Copy the data word for word, keeping every line.

# START OF Provided data

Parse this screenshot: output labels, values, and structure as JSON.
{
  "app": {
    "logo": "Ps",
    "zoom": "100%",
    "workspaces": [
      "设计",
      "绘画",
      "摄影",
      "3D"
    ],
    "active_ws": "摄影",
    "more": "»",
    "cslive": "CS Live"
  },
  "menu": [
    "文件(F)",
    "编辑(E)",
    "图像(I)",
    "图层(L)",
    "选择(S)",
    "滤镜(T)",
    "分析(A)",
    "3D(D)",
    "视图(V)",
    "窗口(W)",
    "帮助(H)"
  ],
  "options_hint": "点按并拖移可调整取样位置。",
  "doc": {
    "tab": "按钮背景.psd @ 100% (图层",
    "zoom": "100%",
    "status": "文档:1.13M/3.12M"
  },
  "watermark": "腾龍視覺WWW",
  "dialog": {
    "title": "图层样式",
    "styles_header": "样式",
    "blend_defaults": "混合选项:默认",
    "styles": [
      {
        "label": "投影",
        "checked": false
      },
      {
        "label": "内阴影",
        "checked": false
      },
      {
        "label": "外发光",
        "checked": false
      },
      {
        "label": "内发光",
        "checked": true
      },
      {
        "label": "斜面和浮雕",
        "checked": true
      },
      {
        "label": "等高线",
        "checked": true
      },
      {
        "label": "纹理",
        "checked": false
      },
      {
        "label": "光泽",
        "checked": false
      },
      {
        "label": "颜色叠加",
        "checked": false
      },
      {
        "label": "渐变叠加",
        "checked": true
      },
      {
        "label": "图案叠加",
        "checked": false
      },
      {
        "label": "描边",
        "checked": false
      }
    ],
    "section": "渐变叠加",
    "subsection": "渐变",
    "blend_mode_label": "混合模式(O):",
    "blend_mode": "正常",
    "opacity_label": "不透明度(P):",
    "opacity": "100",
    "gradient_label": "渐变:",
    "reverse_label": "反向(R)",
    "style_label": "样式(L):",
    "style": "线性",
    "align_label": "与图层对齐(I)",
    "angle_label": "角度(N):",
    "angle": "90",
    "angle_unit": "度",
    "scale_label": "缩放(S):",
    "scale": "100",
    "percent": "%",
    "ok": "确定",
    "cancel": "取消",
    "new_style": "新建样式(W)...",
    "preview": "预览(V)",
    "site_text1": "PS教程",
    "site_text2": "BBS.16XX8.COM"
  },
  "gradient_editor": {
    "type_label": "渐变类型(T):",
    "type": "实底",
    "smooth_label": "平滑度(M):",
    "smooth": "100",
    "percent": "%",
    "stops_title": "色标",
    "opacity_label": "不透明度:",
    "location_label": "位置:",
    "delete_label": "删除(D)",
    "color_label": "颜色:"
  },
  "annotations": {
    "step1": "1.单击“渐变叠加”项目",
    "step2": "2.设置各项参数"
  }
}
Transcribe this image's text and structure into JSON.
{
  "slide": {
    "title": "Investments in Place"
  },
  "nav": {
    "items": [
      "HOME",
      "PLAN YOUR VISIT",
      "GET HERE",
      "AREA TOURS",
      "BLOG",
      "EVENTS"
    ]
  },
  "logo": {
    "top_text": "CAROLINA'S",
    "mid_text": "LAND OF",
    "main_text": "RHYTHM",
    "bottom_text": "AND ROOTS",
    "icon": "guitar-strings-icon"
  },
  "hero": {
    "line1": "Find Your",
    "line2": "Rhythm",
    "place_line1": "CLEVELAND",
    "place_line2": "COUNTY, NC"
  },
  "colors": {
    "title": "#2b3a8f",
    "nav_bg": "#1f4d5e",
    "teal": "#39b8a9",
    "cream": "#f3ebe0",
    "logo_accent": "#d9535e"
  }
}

# END OF Provided data

Solution to this exercise:
Parse this screenshot: output labels, values, and structure as JSON.
{
  "app": {
    "logo": "Ps",
    "zoom": "100%",
    "workspaces": [
      "设计",
      "绘画",
      "摄影",
      "3D"
    ],
    "active_ws": "摄影",
    "more": "»",
    "cslive": "CS Live"
  },
  "menu": [
    "文件(F)",
    "编辑(E)",
    "图像(I)",
    "图层(L)",
    "选择(S)",
    "滤镜(T)",
    "分析(A)",
    "3D(D)",
    "视图(V)",
    "窗口(W)",
    "帮助(H)"
  ],
  "options_hint": "点按并拖移可调整取样位置。",
  "doc": {
    "tab": "按钮背景.psd @ 100% (图层",
    "zoom": "100%",
    "status": "文档:1.13M/3.12M"
  },
  "watermark": "腾龍視覺WWW",
  "dialog": {
    "title": "图层样式",
    "styles_header": "样式",
    "blend_defaults": "混合选项:默认",
    "styles": [
      {
        "label": "投影",
        "checked": false
      },
      {
        "label": "内阴影",
        "checked": false
      },
      {
        "label": "外发光",
        "checked": false
      },
      {
        "label": "内发光",
        "checked": true
      },
      {
        "label": "斜面和浮雕",
        "checked": true
      },
      {
        "label": "等高线",
        "checked": true
      },
      {
        "label": "纹理",
        "checked": false
      },
      {
        "label": "光泽",
        "checked": false
      },
      {
        "label": "颜色叠加",
        "checked": false
      },
      {
        "label": "渐变叠加",
        "checked": true
      },
      {
        "label": "图案叠加",
        "checked": false
      },
      {
        "label": "描边",
        "checked": false
      }
    ],
    "section": "渐变叠加",
    "subsection": "渐变",
    "blend_mode_label": "混合模式(O):",
    "blend_mode": "正常",
    "opacity_label": "不透明度(P):",
    "opacity": "100",
    "gradient_label": "渐变:",
    "reverse_label": "反向(R)",
    "style_label": "样式(L):",
    "style": "线性",
    "align_label": "与图层对齐(I)",
    "angle_label": "角度(N):",
    "angle": "90",
    "angle_unit": "度",
    "scale_label": "缩放(S):",
    "scale": "100",
    "percent": "%",
    "ok": "确定",
    "cancel": "取消",
    "new_style": "新建样式(W)...",
    "preview": "预览(V)",
    "site_text1": "PS教程",
    "site_text2": "BBS.16XX8.COM"
  },
  "gradient_editor": {
    "type_label": "渐变类型(T):",
    "type": "实底",
    "smooth_label": "平滑度(M):",
    "smooth": "100",
    "percent": "%",
    "stops_title": "色标",
    "opacity_label": "不透明度:",
    "location_label": "位置:",
    "delete_label": "删除(D)",
    "color_label": "颜色:"
  },
  "annotations": {
    "step1": "1.单击“渐变叠加”项目",
    "step2": "2.设置各项参数"
  }
}
Transcribe this image's text and structure into JSON.
{
  "slide": {
    "title": "Investments in Place"
  },
  "nav": {
    "items": [
      "HOME",
      "PLAN YOUR VISIT",
      "GET HERE",
      "AREA TOURS",
      "BLOG",
      "EVENTS"
    ]
  },
  "logo": {
    "top_text": "CAROLINA'S",
    "mid_text": "LAND OF",
    "main_text": "RHYTHM",
    "bottom_text": "AND ROOTS",
    "icon": "guitar-strings-icon"
  },
  "hero": {
    "line1": "Find Your",
    "line2": "Rhythm",
    "place_line1": "CLEVELAND",
    "place_line2": "COUNTY, NC"
  },
  "colors": {
    "title": "#2b3a8f",
    "nav_bg": "#1f4d5e",
    "teal": "#39b8a9",
    "cream": "#f3ebe0",
    "logo_accent": "#d9535e"
  }
}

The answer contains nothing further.